Records for the exercise →

-- Start --

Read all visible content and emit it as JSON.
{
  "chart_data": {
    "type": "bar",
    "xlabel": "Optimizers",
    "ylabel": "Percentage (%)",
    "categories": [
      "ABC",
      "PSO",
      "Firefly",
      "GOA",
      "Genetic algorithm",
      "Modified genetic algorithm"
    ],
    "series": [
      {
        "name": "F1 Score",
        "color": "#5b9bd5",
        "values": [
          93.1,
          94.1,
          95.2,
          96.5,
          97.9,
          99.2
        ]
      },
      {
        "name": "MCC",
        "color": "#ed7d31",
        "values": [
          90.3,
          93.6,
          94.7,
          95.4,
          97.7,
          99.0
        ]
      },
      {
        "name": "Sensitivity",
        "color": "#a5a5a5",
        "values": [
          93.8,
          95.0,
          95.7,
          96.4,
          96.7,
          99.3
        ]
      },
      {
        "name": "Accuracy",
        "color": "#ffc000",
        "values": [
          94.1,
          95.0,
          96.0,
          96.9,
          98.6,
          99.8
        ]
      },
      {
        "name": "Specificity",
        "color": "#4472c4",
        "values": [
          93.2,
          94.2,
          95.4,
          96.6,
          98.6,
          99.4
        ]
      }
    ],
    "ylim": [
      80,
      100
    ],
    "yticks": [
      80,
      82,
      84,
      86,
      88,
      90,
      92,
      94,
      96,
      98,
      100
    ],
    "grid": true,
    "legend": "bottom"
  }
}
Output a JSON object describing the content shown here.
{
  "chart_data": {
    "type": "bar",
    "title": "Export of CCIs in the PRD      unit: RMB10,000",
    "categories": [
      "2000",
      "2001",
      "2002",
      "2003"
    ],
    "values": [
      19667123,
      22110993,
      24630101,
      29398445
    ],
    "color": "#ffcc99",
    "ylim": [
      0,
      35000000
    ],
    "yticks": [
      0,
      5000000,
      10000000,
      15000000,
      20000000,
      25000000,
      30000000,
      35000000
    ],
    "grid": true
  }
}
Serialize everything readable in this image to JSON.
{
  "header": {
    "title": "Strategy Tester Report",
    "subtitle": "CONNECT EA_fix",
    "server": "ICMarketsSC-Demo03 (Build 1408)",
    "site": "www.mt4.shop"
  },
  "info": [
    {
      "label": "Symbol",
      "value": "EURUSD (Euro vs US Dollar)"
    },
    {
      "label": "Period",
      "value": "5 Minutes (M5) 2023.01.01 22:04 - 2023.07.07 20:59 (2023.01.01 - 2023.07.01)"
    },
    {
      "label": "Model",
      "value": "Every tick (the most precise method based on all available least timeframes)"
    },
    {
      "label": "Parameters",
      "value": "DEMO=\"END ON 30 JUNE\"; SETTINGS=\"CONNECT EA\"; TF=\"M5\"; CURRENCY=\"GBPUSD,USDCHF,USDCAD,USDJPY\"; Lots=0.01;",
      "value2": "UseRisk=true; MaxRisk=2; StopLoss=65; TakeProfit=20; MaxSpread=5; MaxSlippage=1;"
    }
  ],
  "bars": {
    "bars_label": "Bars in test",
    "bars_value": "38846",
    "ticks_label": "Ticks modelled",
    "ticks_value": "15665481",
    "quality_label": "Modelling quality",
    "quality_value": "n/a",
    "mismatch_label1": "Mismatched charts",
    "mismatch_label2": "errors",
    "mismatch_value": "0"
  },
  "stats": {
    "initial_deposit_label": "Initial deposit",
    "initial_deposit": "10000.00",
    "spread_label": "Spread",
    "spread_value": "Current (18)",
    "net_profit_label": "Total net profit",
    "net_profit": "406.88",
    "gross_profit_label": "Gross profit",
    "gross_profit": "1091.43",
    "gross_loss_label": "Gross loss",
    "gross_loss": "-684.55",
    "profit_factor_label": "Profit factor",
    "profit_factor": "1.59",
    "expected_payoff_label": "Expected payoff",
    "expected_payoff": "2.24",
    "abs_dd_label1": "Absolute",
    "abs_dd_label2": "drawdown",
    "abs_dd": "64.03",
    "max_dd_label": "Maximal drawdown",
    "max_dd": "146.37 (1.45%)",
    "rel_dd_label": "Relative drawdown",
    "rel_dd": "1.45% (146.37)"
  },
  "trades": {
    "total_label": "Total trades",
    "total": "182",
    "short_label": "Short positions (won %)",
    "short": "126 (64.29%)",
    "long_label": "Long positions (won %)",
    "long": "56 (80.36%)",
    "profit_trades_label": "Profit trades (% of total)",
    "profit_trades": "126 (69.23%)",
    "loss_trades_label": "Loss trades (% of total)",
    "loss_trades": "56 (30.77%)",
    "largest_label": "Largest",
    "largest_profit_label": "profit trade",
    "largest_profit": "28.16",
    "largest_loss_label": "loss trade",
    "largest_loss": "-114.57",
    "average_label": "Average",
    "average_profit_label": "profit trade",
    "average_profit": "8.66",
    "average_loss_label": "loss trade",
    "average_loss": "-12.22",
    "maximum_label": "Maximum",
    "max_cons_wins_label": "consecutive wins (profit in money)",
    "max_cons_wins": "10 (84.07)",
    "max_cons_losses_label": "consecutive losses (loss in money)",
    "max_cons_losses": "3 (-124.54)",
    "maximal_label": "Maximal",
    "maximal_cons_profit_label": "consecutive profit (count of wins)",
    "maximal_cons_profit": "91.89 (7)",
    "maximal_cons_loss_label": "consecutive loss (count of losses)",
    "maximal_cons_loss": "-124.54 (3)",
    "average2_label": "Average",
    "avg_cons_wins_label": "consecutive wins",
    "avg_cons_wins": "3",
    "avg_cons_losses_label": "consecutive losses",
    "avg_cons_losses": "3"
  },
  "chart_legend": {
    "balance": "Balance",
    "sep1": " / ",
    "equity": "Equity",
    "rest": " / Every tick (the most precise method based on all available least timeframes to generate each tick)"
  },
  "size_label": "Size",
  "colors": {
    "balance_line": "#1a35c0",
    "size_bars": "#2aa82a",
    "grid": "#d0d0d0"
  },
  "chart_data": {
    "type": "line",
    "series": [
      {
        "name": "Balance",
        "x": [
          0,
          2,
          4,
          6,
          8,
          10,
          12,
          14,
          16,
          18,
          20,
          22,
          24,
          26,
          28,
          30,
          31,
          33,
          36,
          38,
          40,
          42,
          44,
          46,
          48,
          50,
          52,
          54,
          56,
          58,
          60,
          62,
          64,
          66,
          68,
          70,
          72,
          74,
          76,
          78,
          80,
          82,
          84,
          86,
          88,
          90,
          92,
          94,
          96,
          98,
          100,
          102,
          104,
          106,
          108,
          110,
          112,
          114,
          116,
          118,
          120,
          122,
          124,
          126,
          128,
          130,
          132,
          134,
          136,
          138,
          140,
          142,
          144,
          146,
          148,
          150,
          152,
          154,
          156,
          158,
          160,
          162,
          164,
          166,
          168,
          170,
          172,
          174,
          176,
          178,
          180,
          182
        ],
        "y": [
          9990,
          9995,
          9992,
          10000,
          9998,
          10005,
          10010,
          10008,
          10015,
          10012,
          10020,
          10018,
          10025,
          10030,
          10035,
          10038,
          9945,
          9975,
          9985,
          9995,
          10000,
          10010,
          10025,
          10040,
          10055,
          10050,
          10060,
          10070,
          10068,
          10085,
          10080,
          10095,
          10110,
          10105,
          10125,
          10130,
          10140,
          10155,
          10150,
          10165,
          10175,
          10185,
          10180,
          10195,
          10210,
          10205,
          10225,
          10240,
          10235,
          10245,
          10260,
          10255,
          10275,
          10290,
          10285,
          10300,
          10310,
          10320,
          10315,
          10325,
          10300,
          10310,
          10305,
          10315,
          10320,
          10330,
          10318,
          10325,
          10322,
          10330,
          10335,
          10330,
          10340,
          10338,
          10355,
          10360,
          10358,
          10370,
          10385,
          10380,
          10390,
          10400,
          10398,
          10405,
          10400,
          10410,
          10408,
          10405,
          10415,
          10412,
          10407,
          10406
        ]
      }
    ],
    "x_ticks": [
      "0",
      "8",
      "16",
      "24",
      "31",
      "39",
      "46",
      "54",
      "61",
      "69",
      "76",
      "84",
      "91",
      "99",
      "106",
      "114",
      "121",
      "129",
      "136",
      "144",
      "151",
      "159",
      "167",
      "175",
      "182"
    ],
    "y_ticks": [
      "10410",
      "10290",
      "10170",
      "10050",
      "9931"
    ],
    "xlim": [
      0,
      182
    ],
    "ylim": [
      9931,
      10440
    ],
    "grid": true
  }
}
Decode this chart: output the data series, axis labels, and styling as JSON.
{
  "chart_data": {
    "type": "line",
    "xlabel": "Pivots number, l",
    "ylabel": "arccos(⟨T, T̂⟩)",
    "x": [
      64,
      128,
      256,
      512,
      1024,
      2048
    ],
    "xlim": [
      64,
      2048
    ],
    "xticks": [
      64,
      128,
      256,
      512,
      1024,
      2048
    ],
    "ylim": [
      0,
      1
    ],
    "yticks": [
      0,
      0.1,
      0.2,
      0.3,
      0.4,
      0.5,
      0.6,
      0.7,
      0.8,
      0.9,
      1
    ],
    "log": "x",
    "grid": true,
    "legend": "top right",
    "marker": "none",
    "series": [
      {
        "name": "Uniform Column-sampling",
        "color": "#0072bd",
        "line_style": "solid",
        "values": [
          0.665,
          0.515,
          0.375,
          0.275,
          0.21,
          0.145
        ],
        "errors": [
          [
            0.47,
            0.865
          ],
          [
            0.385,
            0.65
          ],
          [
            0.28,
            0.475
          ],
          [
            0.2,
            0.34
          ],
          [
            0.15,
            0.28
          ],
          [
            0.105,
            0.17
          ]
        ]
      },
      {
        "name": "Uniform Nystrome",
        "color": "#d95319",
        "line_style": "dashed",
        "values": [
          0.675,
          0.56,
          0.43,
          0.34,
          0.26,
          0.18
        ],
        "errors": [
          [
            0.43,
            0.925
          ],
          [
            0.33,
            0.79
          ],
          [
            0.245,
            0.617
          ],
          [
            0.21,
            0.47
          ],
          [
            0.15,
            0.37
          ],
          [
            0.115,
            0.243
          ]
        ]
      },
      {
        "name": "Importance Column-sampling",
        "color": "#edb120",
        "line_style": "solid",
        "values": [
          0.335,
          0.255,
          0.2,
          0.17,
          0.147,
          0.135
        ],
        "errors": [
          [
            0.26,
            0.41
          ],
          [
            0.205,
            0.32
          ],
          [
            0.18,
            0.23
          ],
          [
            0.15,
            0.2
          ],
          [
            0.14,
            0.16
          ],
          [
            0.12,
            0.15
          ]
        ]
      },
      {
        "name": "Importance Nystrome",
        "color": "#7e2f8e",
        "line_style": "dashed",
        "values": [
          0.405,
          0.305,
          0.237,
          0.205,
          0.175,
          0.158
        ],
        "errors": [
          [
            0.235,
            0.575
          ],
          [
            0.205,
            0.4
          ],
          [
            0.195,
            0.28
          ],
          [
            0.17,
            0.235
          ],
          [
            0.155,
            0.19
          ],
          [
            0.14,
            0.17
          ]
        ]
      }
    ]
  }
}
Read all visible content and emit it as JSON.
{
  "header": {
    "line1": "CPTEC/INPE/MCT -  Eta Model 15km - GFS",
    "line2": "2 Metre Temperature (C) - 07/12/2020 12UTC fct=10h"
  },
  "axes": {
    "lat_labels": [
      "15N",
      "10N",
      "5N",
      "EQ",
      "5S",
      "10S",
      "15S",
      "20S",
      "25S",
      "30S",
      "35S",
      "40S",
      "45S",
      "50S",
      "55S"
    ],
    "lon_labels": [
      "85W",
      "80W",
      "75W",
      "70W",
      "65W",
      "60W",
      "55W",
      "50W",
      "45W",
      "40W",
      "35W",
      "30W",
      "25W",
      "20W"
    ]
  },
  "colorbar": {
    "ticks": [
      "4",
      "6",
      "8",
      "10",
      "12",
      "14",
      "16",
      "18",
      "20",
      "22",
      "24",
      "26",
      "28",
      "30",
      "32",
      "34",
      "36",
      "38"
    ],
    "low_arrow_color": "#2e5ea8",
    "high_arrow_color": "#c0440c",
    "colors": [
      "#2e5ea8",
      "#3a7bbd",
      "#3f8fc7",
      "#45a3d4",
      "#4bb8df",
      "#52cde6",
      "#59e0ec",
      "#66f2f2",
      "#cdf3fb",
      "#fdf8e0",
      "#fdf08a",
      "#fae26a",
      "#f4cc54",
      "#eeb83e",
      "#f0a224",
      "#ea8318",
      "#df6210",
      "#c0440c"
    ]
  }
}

-- End --

Exercise →
List all lines from the entries that include the word "most".

Exercise output →
      "value": "Every tick (the most precise method based on all available least timeframes)"
    "rest": " / Every tick (the most precise method based on all available least timeframes to generate each tick)"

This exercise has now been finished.